> Work to be completed
Write out all of the lines below, exactly and completely.

··· Information supplied ···

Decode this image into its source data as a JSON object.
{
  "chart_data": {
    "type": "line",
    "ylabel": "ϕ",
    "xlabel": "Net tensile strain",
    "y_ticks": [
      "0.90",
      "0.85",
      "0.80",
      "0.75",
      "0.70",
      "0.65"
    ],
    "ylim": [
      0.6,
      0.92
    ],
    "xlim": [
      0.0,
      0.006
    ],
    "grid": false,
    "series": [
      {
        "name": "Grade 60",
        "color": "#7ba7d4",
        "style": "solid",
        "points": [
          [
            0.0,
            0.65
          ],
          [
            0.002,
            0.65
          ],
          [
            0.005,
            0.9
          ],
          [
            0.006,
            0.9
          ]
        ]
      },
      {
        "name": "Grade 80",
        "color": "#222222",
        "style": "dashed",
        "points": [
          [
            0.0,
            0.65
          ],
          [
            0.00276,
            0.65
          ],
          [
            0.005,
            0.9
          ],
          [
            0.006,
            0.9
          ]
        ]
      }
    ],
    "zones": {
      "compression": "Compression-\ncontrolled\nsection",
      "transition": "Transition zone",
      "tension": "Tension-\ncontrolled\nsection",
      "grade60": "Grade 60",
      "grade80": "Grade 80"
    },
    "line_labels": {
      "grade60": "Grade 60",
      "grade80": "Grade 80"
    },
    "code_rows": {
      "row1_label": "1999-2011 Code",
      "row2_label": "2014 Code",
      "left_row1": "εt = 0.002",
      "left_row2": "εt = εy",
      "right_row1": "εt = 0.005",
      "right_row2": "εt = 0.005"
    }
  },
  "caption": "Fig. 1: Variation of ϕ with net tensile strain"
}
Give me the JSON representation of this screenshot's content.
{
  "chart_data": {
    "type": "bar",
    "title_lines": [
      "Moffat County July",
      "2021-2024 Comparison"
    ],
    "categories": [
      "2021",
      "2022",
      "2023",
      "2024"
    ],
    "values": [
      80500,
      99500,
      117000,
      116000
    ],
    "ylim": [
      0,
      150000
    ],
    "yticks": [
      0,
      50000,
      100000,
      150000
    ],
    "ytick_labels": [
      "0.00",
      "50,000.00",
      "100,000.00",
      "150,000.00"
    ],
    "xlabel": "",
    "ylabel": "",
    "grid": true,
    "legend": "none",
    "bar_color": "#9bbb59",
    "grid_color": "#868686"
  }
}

···

> Answer in full
Decode this image into its source data as a JSON object.
{
  "chart_data": {
    "type": "line",
    "ylabel": "ϕ",
    "xlabel": "Net tensile strain",
    "y_ticks": [
      "0.90",
      "0.85",
      "0.80",
      "0.75",
      "0.70",
      "0.65"
    ],
    "ylim": [
      0.6,
      0.92
    ],
    "xlim": [
      0.0,
      0.006
    ],
    "grid": false,
    "series": [
      {
        "name": "Grade 60",
        "color": "#7ba7d4",
        "style": "solid",
        "points": [
          [
            0.0,
            0.65
          ],
          [
            0.002,
            0.65
          ],
          [
            0.005,
            0.9
          ],
          [
            0.006,
            0.9
          ]
        ]
      },
      {
        "name": "Grade 80",
        "color": "#222222",
        "style": "dashed",
        "points": [
          [
            0.0,
            0.65
          ],
          [
            0.00276,
            0.65
          ],
          [
            0.005,
            0.9
          ],
          [
            0.006,
            0.9
          ]
        ]
      }
    ],
    "zones": {
      "compression": "Compression-\ncontrolled\nsection",
      "transition": "Transition zone",
      "tension": "Tension-\ncontrolled\nsection",
      "grade60": "Grade 60",
      "grade80": "Grade 80"
    },
    "line_labels": {
      "grade60": "Grade 60",
      "grade80": "Grade 80"
    },
    "code_rows": {
      "row1_label": "1999-2011 Code",
      "row2_label": "2014 Code",
      "left_row1": "εt = 0.002",
      "left_row2": "εt = εy",
      "right_row1": "εt = 0.005",
      "right_row2": "εt = 0.005"
    }
  },
  "caption": "Fig. 1: Variation of ϕ with net tensile strain"
}
Give me the JSON representation of this screenshot's content.
{
  "chart_data": {
    "type": "bar",
    "title_lines": [
      "Moffat County July",
      "2021-2024 Comparison"
    ],
    "categories": [
      "2021",
      "2022",
      "2023",
      "2024"
    ],
    "values": [
      80500,
      99500,
      117000,
      116000
    ],
    "ylim": [
      0,
      150000
    ],
    "yticks": [
      0,
      50000,
      100000,
      150000
    ],
    "ytick_labels": [
      "0.00",
      "50,000.00",
      "100,000.00",
      "150,000.00"
    ],
    "xlabel": "",
    "ylabel": "",
    "grid": true,
    "legend": "none",
    "bar_color": "#9bbb59",
    "grid_color": "#868686"
  }
}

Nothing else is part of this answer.